- **Records contained in a dataset**:

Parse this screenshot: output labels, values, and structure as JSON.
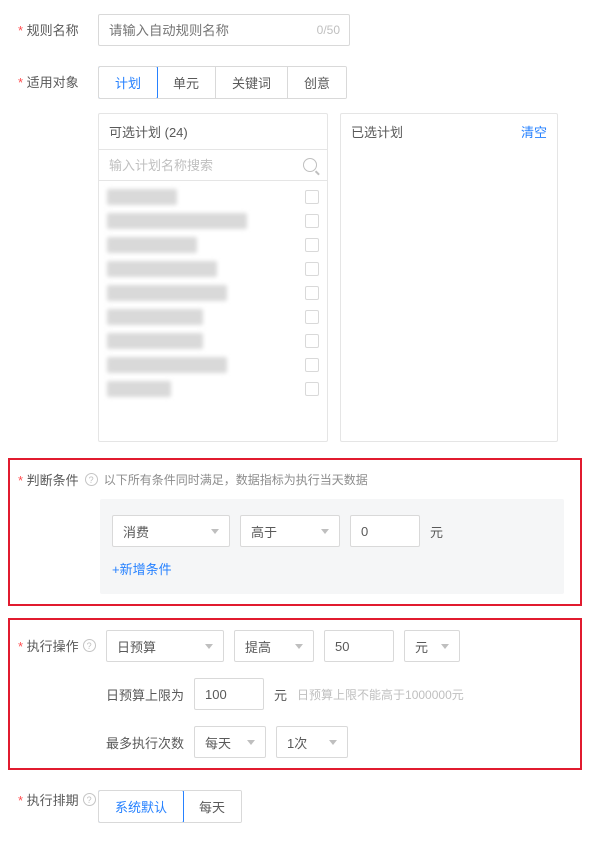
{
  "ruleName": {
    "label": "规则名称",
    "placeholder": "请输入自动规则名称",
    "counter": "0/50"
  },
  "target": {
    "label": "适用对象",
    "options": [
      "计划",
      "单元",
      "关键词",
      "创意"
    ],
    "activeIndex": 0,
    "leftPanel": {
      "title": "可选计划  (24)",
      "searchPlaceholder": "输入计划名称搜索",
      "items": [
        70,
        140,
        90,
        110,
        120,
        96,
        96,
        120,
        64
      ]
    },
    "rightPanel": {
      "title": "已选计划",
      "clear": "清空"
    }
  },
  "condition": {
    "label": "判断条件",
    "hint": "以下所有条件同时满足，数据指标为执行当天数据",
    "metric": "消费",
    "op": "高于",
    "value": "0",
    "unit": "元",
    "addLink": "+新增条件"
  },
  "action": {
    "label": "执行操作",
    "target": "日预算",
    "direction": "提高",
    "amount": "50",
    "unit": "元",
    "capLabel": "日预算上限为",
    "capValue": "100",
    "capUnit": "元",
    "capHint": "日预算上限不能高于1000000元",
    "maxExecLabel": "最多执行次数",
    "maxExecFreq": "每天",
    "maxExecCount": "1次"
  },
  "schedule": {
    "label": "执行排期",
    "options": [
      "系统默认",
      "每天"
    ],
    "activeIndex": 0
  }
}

==

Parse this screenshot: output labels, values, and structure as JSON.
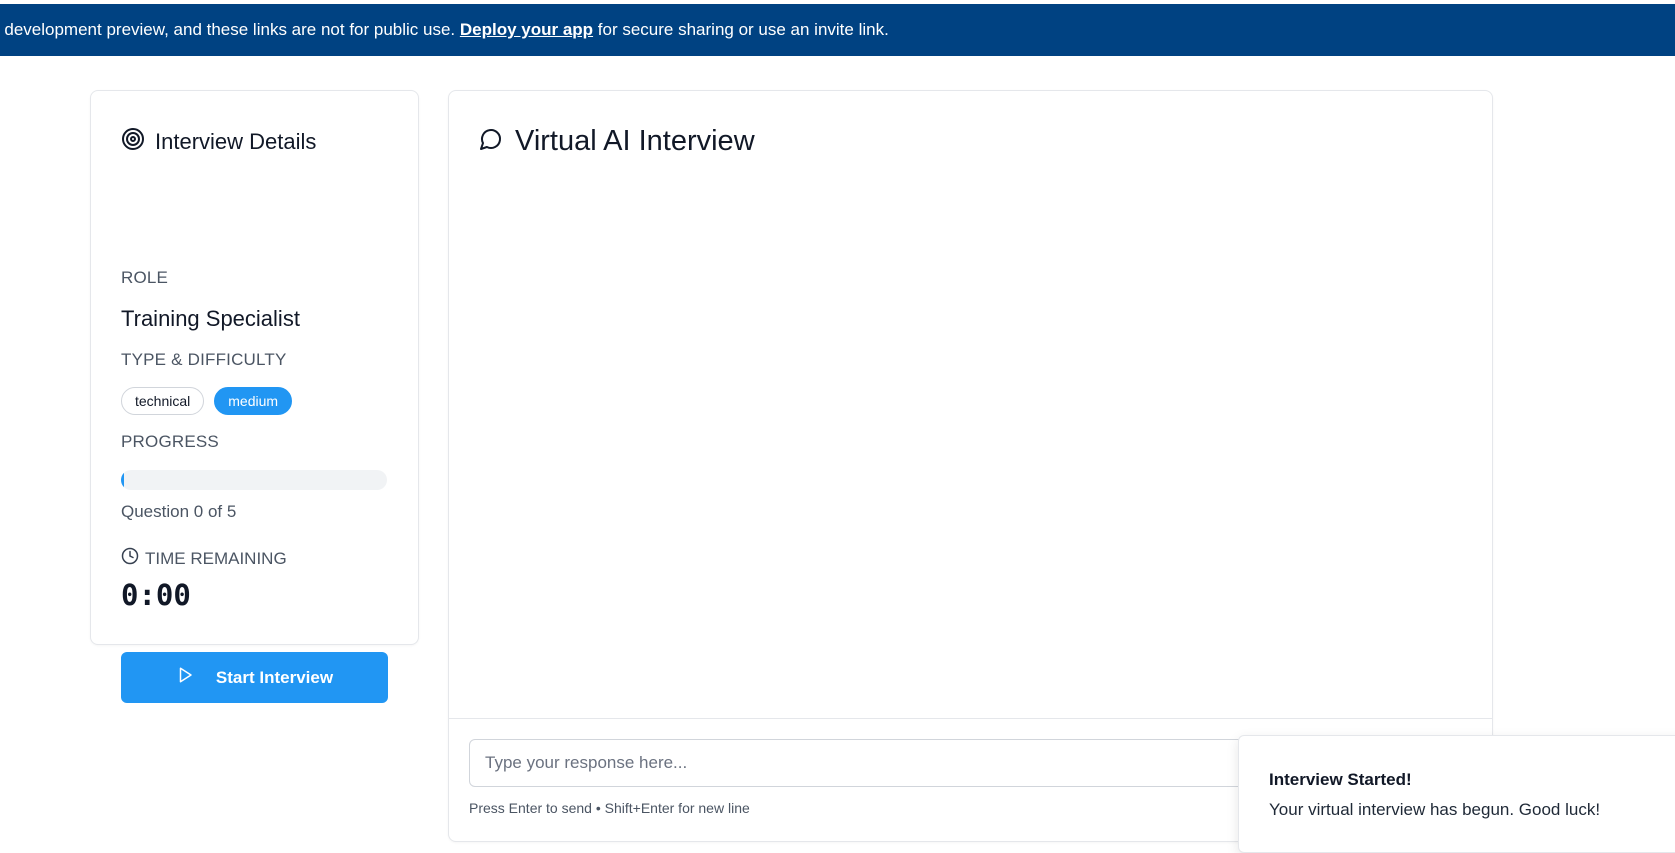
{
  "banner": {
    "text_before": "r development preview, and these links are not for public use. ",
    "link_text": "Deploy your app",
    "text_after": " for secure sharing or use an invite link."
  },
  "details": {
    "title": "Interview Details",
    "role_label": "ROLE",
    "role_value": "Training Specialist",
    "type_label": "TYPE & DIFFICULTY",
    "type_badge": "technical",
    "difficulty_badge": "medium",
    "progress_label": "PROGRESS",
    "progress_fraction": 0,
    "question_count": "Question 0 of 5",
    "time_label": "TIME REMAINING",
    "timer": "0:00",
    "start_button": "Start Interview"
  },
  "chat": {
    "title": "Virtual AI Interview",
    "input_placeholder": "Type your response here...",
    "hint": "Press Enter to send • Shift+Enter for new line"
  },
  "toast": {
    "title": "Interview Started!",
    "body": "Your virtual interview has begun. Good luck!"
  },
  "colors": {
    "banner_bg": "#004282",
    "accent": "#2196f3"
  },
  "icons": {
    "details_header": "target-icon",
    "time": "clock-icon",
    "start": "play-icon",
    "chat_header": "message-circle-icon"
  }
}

- **What you are asked to do**:
Looking at the data above, show all lines where the word "target" occurs.

- **Reply**:
  "target": {
    "target": "日预算",
    "details_header": "target-icon",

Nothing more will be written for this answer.